Work out how many lines have "允许来自局域网的连接" in them. Give only that number.
— Start of ITEMS —
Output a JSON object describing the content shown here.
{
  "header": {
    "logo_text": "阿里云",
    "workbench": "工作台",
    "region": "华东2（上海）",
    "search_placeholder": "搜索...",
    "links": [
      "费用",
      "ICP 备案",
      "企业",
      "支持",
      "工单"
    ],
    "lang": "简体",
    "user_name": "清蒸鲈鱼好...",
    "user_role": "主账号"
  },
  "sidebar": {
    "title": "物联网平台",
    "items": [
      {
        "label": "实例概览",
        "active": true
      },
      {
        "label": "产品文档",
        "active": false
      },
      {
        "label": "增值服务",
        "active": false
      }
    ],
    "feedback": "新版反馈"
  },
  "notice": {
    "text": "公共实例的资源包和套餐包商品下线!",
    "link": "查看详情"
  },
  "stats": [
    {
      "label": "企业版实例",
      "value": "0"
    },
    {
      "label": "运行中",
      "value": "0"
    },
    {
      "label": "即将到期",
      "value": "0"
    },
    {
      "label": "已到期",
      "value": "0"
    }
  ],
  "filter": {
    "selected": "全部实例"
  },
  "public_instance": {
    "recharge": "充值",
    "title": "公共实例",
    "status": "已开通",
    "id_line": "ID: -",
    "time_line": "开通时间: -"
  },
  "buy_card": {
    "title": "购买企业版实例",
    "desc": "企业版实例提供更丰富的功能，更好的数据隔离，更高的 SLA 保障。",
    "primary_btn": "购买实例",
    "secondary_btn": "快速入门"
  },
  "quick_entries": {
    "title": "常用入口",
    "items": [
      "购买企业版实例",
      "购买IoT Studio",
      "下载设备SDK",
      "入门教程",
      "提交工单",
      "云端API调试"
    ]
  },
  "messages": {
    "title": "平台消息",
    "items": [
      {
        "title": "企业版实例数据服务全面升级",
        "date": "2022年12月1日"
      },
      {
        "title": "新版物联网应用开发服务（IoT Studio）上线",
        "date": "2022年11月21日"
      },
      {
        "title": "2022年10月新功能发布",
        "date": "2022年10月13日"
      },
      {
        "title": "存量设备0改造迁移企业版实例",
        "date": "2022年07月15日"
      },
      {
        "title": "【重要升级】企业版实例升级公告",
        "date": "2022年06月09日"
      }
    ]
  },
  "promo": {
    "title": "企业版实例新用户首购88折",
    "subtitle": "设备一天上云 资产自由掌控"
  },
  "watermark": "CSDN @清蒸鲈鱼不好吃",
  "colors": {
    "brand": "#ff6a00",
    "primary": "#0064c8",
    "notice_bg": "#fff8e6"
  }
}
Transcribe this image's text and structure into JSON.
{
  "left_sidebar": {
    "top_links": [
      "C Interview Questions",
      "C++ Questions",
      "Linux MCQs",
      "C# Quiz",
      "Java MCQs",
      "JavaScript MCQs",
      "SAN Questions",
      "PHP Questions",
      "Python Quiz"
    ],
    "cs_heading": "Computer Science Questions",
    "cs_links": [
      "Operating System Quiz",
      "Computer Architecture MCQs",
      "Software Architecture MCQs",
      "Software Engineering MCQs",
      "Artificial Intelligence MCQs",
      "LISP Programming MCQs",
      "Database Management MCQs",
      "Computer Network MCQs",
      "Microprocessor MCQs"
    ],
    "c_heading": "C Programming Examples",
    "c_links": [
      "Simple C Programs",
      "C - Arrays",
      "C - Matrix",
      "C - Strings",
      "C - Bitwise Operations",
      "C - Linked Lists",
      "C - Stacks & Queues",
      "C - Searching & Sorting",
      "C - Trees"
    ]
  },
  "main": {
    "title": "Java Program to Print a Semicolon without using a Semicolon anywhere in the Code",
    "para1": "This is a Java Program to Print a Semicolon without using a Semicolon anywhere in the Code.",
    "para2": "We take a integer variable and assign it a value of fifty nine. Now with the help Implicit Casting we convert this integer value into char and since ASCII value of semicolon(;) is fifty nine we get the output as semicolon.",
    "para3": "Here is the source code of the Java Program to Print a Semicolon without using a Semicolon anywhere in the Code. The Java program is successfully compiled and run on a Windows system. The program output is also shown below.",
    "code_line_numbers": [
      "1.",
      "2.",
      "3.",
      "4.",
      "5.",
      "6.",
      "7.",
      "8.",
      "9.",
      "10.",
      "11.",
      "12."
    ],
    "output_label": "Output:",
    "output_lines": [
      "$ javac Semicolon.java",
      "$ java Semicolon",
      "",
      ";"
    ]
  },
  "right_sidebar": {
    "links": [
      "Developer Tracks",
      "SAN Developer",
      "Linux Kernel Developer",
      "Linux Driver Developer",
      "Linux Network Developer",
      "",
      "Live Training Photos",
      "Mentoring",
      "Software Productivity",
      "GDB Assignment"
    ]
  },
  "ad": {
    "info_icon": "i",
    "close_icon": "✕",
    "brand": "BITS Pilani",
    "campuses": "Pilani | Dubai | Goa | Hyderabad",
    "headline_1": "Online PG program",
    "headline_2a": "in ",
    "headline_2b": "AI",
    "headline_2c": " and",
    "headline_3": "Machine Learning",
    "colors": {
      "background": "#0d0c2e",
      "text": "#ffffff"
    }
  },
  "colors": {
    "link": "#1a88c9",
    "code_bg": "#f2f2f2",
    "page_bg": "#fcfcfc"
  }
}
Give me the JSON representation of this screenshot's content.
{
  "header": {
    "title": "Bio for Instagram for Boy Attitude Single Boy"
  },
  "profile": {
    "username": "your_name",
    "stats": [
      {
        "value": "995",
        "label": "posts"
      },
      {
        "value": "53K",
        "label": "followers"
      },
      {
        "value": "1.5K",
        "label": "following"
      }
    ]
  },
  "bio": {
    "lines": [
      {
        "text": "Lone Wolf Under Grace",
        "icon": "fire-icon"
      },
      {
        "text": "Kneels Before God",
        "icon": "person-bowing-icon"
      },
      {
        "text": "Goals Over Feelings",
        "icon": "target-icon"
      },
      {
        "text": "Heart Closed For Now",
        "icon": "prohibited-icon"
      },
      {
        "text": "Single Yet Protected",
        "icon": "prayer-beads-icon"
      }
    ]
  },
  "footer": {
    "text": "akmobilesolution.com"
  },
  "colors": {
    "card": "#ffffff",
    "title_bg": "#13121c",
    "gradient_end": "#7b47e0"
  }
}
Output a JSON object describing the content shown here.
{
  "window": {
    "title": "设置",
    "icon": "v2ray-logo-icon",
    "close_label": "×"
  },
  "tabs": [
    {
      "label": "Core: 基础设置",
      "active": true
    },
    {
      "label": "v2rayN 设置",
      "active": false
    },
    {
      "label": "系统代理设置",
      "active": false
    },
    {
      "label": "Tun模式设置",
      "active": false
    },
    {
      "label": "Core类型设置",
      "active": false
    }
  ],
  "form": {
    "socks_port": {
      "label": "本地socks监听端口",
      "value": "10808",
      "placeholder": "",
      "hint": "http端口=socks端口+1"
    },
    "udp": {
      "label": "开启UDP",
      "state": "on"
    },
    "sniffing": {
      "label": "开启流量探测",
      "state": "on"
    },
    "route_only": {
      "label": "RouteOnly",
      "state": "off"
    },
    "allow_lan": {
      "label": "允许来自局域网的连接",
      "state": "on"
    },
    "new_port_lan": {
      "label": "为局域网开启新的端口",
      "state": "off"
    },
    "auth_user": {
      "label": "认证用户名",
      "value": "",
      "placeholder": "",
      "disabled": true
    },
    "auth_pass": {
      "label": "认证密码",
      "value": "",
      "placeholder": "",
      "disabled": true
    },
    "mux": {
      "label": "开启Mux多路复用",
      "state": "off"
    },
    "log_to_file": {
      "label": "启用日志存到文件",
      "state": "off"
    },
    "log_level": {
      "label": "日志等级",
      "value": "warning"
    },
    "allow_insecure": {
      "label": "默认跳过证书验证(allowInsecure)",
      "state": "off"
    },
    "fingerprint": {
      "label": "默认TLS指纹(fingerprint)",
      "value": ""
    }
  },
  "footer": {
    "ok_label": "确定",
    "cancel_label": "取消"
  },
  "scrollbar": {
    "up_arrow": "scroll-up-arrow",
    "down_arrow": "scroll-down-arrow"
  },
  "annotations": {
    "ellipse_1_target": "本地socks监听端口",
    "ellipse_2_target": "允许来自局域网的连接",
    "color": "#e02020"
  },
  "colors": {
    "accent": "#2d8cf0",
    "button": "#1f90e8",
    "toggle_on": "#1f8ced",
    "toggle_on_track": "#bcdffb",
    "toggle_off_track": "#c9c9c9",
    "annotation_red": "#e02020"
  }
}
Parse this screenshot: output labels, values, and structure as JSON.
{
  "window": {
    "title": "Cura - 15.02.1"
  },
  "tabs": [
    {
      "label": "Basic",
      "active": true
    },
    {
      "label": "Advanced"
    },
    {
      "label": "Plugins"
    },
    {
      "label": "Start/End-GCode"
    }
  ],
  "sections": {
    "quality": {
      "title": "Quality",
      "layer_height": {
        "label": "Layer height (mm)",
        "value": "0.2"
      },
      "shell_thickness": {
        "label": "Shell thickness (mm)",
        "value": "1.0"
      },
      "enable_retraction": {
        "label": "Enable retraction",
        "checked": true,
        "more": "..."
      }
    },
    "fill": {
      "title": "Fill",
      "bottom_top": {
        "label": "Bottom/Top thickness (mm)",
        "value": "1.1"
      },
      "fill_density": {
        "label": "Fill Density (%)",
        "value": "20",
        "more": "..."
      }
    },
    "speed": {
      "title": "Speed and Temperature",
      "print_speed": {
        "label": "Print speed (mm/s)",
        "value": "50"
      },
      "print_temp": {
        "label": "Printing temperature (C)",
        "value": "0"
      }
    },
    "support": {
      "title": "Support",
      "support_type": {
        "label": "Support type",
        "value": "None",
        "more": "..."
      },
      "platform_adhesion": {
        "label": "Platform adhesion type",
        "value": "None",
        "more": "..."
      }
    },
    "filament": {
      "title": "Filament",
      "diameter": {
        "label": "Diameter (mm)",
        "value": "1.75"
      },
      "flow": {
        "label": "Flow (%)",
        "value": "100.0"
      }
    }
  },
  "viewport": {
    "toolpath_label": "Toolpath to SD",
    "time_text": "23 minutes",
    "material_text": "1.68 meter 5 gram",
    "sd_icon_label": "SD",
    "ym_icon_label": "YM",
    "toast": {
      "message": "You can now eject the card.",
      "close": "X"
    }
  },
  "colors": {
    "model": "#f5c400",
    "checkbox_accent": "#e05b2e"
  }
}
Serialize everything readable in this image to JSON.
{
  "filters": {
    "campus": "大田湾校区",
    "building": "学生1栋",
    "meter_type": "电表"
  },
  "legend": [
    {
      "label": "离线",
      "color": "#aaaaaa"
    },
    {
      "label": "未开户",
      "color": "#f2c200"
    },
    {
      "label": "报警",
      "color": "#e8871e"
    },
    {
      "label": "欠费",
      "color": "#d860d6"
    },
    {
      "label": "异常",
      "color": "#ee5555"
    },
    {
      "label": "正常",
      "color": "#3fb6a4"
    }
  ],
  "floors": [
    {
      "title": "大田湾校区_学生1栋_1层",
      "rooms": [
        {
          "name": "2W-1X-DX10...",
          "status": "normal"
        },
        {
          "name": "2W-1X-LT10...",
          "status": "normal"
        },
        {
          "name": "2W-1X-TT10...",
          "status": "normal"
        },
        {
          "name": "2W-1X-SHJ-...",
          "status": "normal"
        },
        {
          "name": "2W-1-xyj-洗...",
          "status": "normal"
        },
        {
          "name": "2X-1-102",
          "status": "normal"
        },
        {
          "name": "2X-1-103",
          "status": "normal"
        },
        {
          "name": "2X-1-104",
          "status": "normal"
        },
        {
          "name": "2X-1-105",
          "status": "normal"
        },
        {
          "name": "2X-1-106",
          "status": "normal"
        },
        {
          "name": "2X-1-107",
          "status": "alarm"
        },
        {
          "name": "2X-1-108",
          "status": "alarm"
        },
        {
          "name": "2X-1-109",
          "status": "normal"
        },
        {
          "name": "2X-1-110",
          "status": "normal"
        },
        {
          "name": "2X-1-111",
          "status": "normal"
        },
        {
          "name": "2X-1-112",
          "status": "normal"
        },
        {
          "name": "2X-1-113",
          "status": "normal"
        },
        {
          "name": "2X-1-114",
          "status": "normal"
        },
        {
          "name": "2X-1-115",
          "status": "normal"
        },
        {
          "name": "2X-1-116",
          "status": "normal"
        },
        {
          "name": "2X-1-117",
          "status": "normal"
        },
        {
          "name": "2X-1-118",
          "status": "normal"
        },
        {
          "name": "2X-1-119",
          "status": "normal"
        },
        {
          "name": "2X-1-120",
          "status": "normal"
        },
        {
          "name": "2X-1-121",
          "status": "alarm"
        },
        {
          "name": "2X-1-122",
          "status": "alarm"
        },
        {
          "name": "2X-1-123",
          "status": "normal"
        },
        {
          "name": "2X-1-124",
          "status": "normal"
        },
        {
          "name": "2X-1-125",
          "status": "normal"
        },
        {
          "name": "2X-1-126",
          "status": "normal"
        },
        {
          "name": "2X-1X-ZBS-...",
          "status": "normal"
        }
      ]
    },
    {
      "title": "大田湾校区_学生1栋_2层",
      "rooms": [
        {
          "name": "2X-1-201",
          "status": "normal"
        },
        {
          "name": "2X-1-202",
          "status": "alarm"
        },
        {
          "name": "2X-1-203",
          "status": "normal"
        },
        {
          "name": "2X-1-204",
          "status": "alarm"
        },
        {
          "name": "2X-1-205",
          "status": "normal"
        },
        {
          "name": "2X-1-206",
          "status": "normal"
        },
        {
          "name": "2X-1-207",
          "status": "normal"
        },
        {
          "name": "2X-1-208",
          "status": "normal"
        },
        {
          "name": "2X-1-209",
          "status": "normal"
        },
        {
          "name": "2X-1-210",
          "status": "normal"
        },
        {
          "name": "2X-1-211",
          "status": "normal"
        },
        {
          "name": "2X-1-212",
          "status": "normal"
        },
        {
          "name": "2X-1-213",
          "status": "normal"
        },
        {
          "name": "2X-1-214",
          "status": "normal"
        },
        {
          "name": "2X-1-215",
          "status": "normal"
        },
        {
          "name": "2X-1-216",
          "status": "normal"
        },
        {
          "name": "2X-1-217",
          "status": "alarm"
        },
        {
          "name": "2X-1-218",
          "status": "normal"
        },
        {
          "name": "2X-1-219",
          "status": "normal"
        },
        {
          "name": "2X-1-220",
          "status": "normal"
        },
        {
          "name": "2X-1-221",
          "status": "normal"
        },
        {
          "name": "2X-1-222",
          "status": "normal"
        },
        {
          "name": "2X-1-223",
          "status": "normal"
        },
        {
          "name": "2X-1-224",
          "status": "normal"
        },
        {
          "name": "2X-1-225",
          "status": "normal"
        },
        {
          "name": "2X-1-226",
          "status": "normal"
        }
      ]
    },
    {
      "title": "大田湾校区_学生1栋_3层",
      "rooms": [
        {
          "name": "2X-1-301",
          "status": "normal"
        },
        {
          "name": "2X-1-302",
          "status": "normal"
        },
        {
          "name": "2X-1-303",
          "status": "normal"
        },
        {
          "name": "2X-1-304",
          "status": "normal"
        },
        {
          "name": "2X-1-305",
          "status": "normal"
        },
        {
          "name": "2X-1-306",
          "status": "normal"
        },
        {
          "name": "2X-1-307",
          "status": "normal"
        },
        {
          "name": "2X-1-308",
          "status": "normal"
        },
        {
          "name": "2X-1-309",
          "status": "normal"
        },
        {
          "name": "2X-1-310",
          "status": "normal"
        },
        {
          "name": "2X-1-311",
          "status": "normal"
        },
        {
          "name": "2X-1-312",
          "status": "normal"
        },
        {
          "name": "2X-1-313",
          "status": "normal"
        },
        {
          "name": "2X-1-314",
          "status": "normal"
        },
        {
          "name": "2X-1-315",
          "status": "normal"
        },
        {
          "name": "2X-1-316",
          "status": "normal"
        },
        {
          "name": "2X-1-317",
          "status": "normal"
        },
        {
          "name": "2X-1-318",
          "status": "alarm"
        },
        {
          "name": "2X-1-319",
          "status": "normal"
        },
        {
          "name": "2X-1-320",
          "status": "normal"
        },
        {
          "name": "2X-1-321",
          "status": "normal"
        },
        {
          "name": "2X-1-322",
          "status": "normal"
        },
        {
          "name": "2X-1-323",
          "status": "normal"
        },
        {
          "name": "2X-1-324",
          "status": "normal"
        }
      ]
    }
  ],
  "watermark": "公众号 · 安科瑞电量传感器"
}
— End of ITEMS —
RESPONSE FOR THIS EXERCISE — 2